Objective
Take every line that has the string "Geschäftsmodellen" and copy it out.

Chart and figure data
···
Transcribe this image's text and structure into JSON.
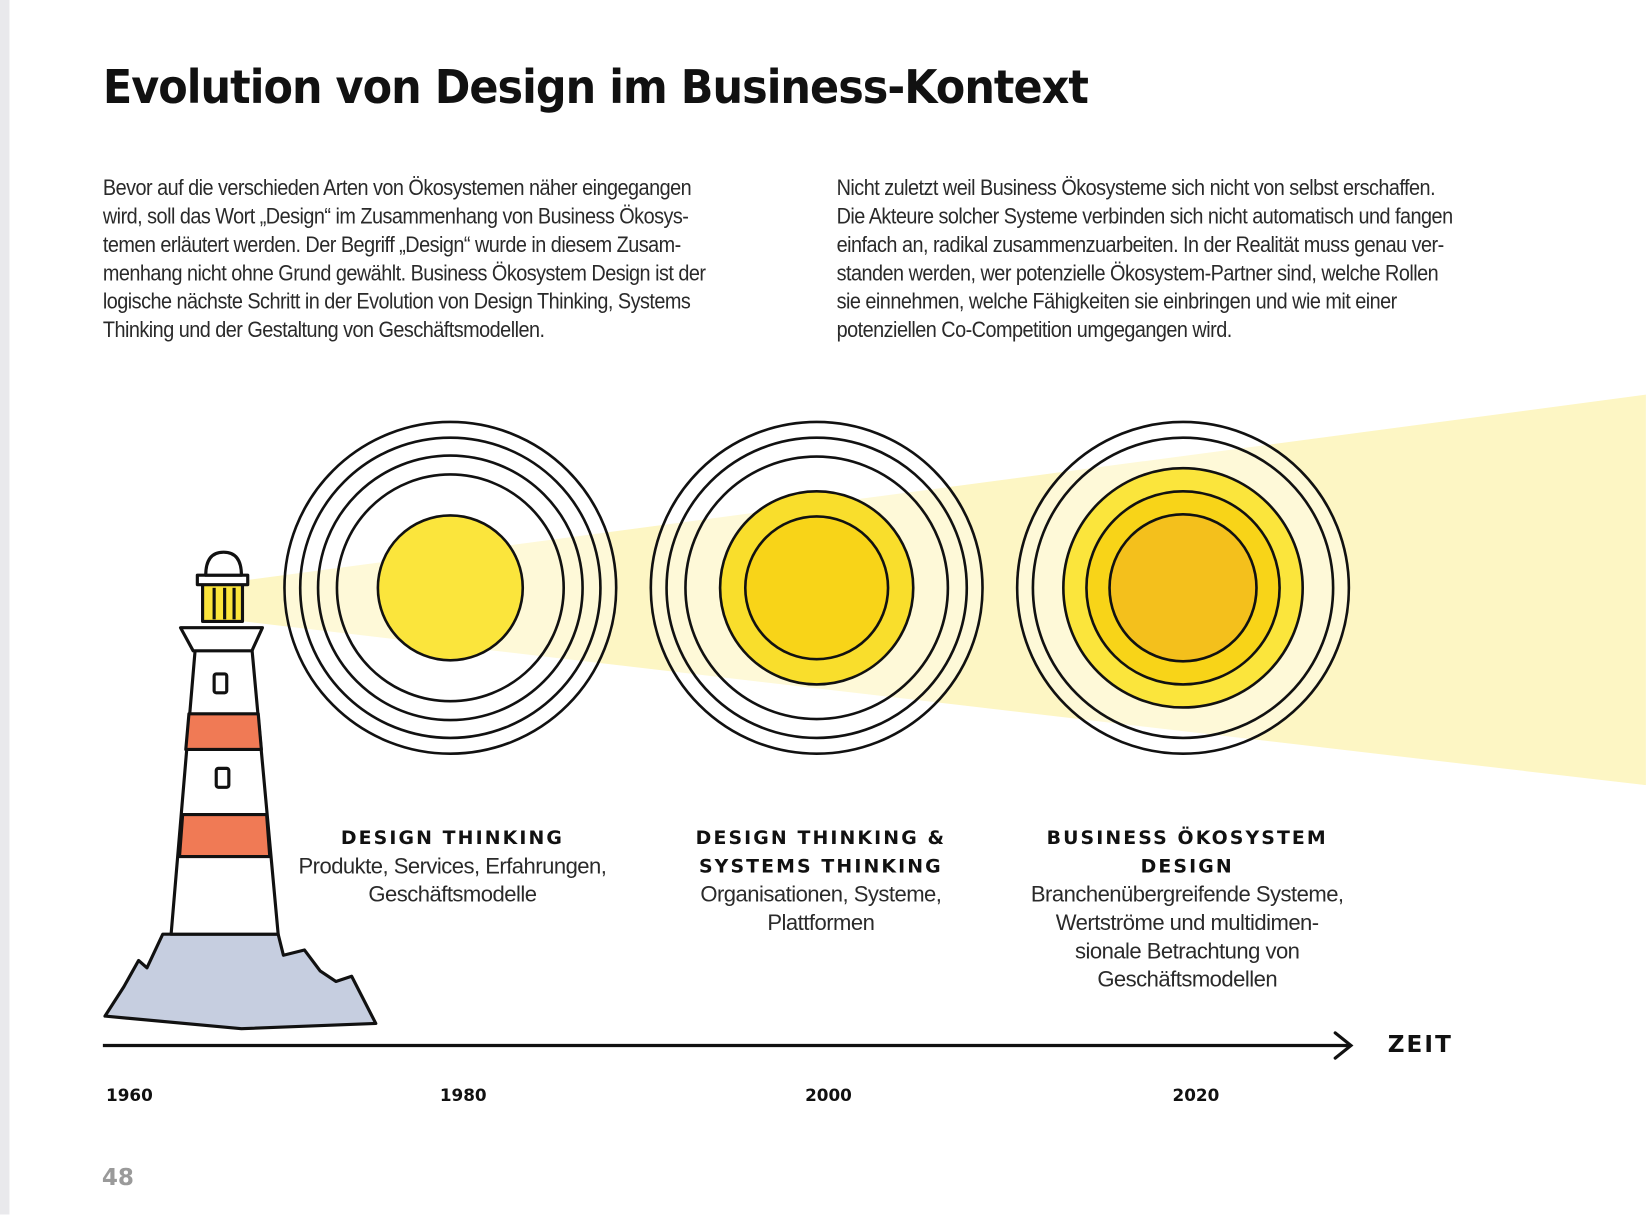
{
  "title": "Evolution von Design im Business-Kontext",
  "paragraphs": {
    "left": [
      "Bevor auf die verschieden Arten von Ökosystemen näher eingegangen",
      "wird, soll das Wort „Design“ im Zusammenhang von Business Ökosys-",
      "temen erläutert werden. Der Begriff „Design“ wurde in diesem Zusam-",
      "menhang nicht ohne Grund gewählt. Business Ökosystem Design ist der",
      "logische nächste Schritt in der Evolution von Design Thinking, Systems",
      "Thinking und der Gestaltung von Geschäftsmodellen."
    ],
    "right": [
      "Nicht zuletzt weil Business Ökosysteme sich nicht von selbst erschaffen.",
      "Die Akteure solcher Systeme verbinden sich nicht automatisch und fangen",
      "einfach an, radikal zusammenzuarbeiten. In der Realität muss genau ver-",
      "standen werden, wer potenzielle Ökosystem-Partner sind, welche Rollen",
      "sie einnehmen, welche Fähigkeiten sie einbringen und wie mit einer",
      "potenziellen Co-Competition umgegangen wird."
    ]
  },
  "stages": [
    {
      "heading": [
        "DESIGN THINKING"
      ],
      "description": [
        "Produkte, Services, Erfahrungen,",
        "Geschäftsmodelle"
      ]
    },
    {
      "heading": [
        "DESIGN THINKING &",
        "SYSTEMS THINKING"
      ],
      "description": [
        "Organisationen, Systeme,",
        "Plattformen"
      ]
    },
    {
      "heading": [
        "BUSINESS ÖKOSYSTEM",
        "DESIGN"
      ],
      "description": [
        "Branchenübergreifende Systeme,",
        "Wertströme und multidimen-",
        "sionale Betrachtung von",
        "Geschäftsmodellen"
      ]
    }
  ],
  "axis": {
    "label": "ZEIT",
    "years": [
      "1960",
      "1980",
      "2000",
      "2020"
    ]
  },
  "page_number": "48",
  "colors": {
    "beam": "#fdf6c4",
    "circle1": "#fbe53c",
    "circle2": "#f8d418",
    "circle3": "#f4c01c",
    "stripe": "#f07a55",
    "rock": "#c6cee0"
  }
}
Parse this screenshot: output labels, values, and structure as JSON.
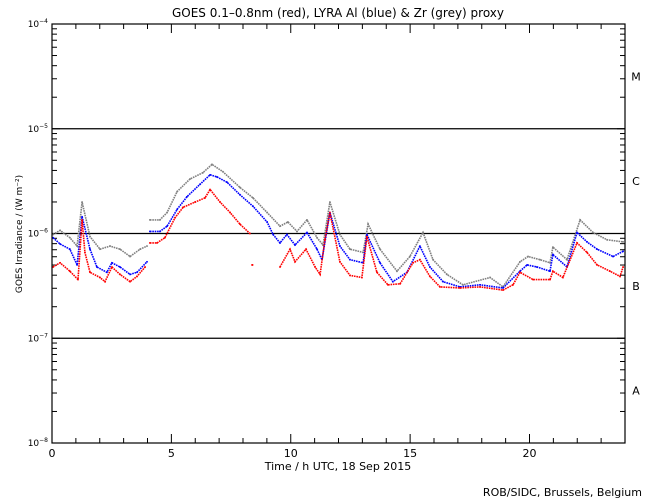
{
  "chart_data": {
    "type": "line",
    "title": "GOES 0.1–0.8nm (red), LYRA Al (blue) & Zr (grey) proxy",
    "xlabel": "Time / h UTC, 18 Sep 2015",
    "ylabel": "GOES Irradiance / (W m⁻²)",
    "credit": "ROB/SIDC, Brussels, Belgium",
    "xlim": [
      0,
      24
    ],
    "ylim_log10": [
      -8,
      -4
    ],
    "yscale": "log",
    "x_ticks": [
      {
        "value": 0,
        "label": "0"
      },
      {
        "value": 5,
        "label": "5"
      },
      {
        "value": 10,
        "label": "10"
      },
      {
        "value": 15,
        "label": "15"
      },
      {
        "value": 20,
        "label": "20"
      }
    ],
    "y_ticks": [
      {
        "value": -4,
        "base": "10",
        "exp": "−4"
      },
      {
        "value": -5,
        "base": "10",
        "exp": "−5"
      },
      {
        "value": -6,
        "base": "10",
        "exp": "−6"
      },
      {
        "value": -7,
        "base": "10",
        "exp": "−7"
      },
      {
        "value": -8,
        "base": "10",
        "exp": "−8"
      }
    ],
    "flare_classes": [
      {
        "label": "M",
        "center_log10": -4.5
      },
      {
        "label": "C",
        "center_log10": -5.5
      },
      {
        "label": "B",
        "center_log10": -6.5
      },
      {
        "label": "A",
        "center_log10": -7.5
      }
    ],
    "class_lines_log10": [
      -5,
      -6,
      -7
    ],
    "series": [
      {
        "name": "LYRA Zr proxy",
        "color": "#808080",
        "points_hour_log10": [
          [
            0.04,
            -6.01
          ],
          [
            0.34,
            -5.97
          ],
          [
            0.75,
            -6.04
          ],
          [
            1.05,
            -6.12
          ],
          [
            1.26,
            -5.7
          ],
          [
            1.59,
            -6.03
          ],
          [
            2.01,
            -6.15
          ],
          [
            2.43,
            -6.12
          ],
          [
            2.85,
            -6.15
          ],
          [
            3.27,
            -6.22
          ],
          [
            3.69,
            -6.15
          ],
          [
            3.98,
            -6.12
          ],
          null,
          [
            4.1,
            -5.87
          ],
          [
            4.52,
            -5.87
          ],
          [
            4.82,
            -5.8
          ],
          [
            5.24,
            -5.6
          ],
          [
            5.78,
            -5.48
          ],
          [
            6.32,
            -5.42
          ],
          [
            6.7,
            -5.34
          ],
          [
            7.16,
            -5.41
          ],
          [
            7.87,
            -5.56
          ],
          [
            8.42,
            -5.66
          ],
          [
            9.01,
            -5.8
          ],
          [
            9.55,
            -5.93
          ],
          [
            9.88,
            -5.89
          ],
          [
            10.26,
            -5.98
          ],
          [
            10.68,
            -5.87
          ],
          [
            11.1,
            -6.04
          ],
          [
            11.35,
            -6.11
          ],
          [
            11.64,
            -5.7
          ],
          [
            12.06,
            -6.01
          ],
          [
            12.48,
            -6.15
          ],
          [
            13.03,
            -6.18
          ],
          [
            13.24,
            -5.91
          ],
          [
            13.74,
            -6.15
          ],
          [
            14.45,
            -6.36
          ],
          [
            14.99,
            -6.22
          ],
          [
            15.54,
            -5.99
          ],
          [
            15.96,
            -6.25
          ],
          [
            16.54,
            -6.39
          ],
          [
            17.21,
            -6.49
          ],
          [
            18.35,
            -6.42
          ],
          [
            18.89,
            -6.51
          ],
          [
            19.6,
            -6.27
          ],
          [
            19.94,
            -6.22
          ],
          [
            20.44,
            -6.25
          ],
          [
            20.86,
            -6.28
          ],
          [
            20.98,
            -6.13
          ],
          [
            21.57,
            -6.25
          ],
          [
            22.12,
            -5.87
          ],
          [
            22.66,
            -5.99
          ],
          [
            23.25,
            -6.06
          ],
          [
            23.92,
            -6.08
          ]
        ]
      },
      {
        "name": "LYRA Al proxy",
        "color": "#0000ff",
        "points_hour_log10": [
          [
            0.04,
            -6.04
          ],
          [
            0.34,
            -6.1
          ],
          [
            0.75,
            -6.15
          ],
          [
            1.05,
            -6.3
          ],
          [
            1.26,
            -5.84
          ],
          [
            1.59,
            -6.15
          ],
          [
            1.88,
            -6.32
          ],
          [
            2.3,
            -6.37
          ],
          [
            2.51,
            -6.28
          ],
          [
            2.85,
            -6.32
          ],
          [
            3.27,
            -6.39
          ],
          [
            3.56,
            -6.37
          ],
          [
            3.98,
            -6.27
          ],
          null,
          [
            4.1,
            -5.98
          ],
          [
            4.52,
            -5.98
          ],
          [
            4.82,
            -5.93
          ],
          [
            5.24,
            -5.77
          ],
          [
            5.65,
            -5.65
          ],
          [
            6.2,
            -5.53
          ],
          [
            6.62,
            -5.44
          ],
          [
            6.91,
            -5.46
          ],
          [
            7.33,
            -5.51
          ],
          [
            7.87,
            -5.63
          ],
          [
            8.42,
            -5.74
          ],
          [
            9.01,
            -5.89
          ],
          [
            9.26,
            -6.01
          ],
          [
            9.55,
            -6.09
          ],
          [
            9.84,
            -6.01
          ],
          [
            10.18,
            -6.11
          ],
          [
            10.68,
            -5.99
          ],
          [
            11.1,
            -6.15
          ],
          [
            11.31,
            -6.25
          ],
          [
            11.64,
            -5.8
          ],
          [
            12.06,
            -6.12
          ],
          [
            12.48,
            -6.25
          ],
          [
            13.03,
            -6.28
          ],
          [
            13.19,
            -6.01
          ],
          [
            13.74,
            -6.28
          ],
          [
            14.28,
            -6.46
          ],
          [
            14.87,
            -6.37
          ],
          [
            15.41,
            -6.12
          ],
          [
            15.83,
            -6.32
          ],
          [
            16.38,
            -6.46
          ],
          [
            17.09,
            -6.51
          ],
          [
            17.93,
            -6.49
          ],
          [
            18.89,
            -6.52
          ],
          [
            19.6,
            -6.36
          ],
          [
            19.9,
            -6.3
          ],
          [
            20.31,
            -6.32
          ],
          [
            20.86,
            -6.36
          ],
          [
            20.98,
            -6.2
          ],
          [
            21.57,
            -6.32
          ],
          [
            21.99,
            -5.99
          ],
          [
            22.41,
            -6.08
          ],
          [
            22.83,
            -6.15
          ],
          [
            23.5,
            -6.22
          ],
          [
            23.92,
            -6.17
          ]
        ]
      },
      {
        "name": "GOES 0.1-0.8nm",
        "color": "#ff0000",
        "points_hour_log10": [
          [
            0.04,
            -6.32
          ],
          [
            0.34,
            -6.28
          ],
          [
            0.75,
            -6.36
          ],
          [
            1.09,
            -6.44
          ],
          [
            1.26,
            -5.87
          ],
          [
            1.38,
            -6.18
          ],
          [
            1.59,
            -6.37
          ],
          [
            2.01,
            -6.42
          ],
          [
            2.22,
            -6.46
          ],
          [
            2.51,
            -6.32
          ],
          [
            2.85,
            -6.39
          ],
          [
            3.27,
            -6.46
          ],
          [
            3.56,
            -6.41
          ],
          [
            3.9,
            -6.32
          ],
          null,
          [
            4.1,
            -6.09
          ],
          [
            4.4,
            -6.09
          ],
          [
            4.73,
            -6.04
          ],
          [
            5.15,
            -5.85
          ],
          [
            5.49,
            -5.75
          ],
          [
            5.99,
            -5.7
          ],
          [
            6.41,
            -5.66
          ],
          [
            6.62,
            -5.58
          ],
          [
            7.04,
            -5.7
          ],
          [
            7.46,
            -5.8
          ],
          [
            7.87,
            -5.91
          ],
          [
            8.29,
            -6.0
          ],
          null,
          [
            8.38,
            -6.3
          ],
          [
            8.4,
            -6.3
          ],
          null,
          [
            9.55,
            -6.32
          ],
          [
            9.97,
            -6.15
          ],
          [
            10.18,
            -6.27
          ],
          [
            10.64,
            -6.15
          ],
          [
            11.02,
            -6.32
          ],
          [
            11.23,
            -6.39
          ],
          [
            11.43,
            -6.06
          ],
          [
            11.64,
            -5.8
          ],
          [
            12.06,
            -6.27
          ],
          [
            12.48,
            -6.4
          ],
          [
            12.98,
            -6.42
          ],
          [
            13.19,
            -6.03
          ],
          [
            13.61,
            -6.37
          ],
          [
            14.07,
            -6.49
          ],
          [
            14.58,
            -6.48
          ],
          [
            15.12,
            -6.28
          ],
          [
            15.41,
            -6.25
          ],
          [
            15.83,
            -6.41
          ],
          [
            16.25,
            -6.51
          ],
          [
            17.09,
            -6.52
          ],
          [
            17.93,
            -6.51
          ],
          [
            18.89,
            -6.54
          ],
          [
            19.31,
            -6.49
          ],
          [
            19.6,
            -6.37
          ],
          [
            20.15,
            -6.44
          ],
          [
            20.86,
            -6.44
          ],
          [
            20.98,
            -6.36
          ],
          [
            21.4,
            -6.42
          ],
          [
            21.99,
            -6.09
          ],
          [
            22.41,
            -6.18
          ],
          [
            22.83,
            -6.3
          ],
          [
            23.37,
            -6.36
          ],
          [
            23.79,
            -6.41
          ],
          [
            23.92,
            -6.32
          ]
        ]
      }
    ]
  }
}
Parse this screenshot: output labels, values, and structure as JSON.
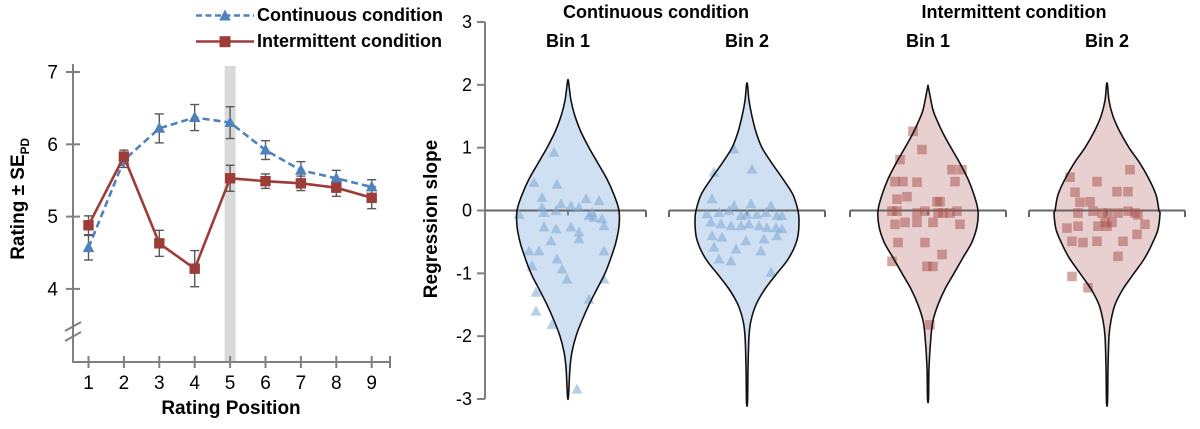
···
In response
      "Thinking und der Gestaltung von Geschäftsmodellen."
        "Geschäftsmodellen"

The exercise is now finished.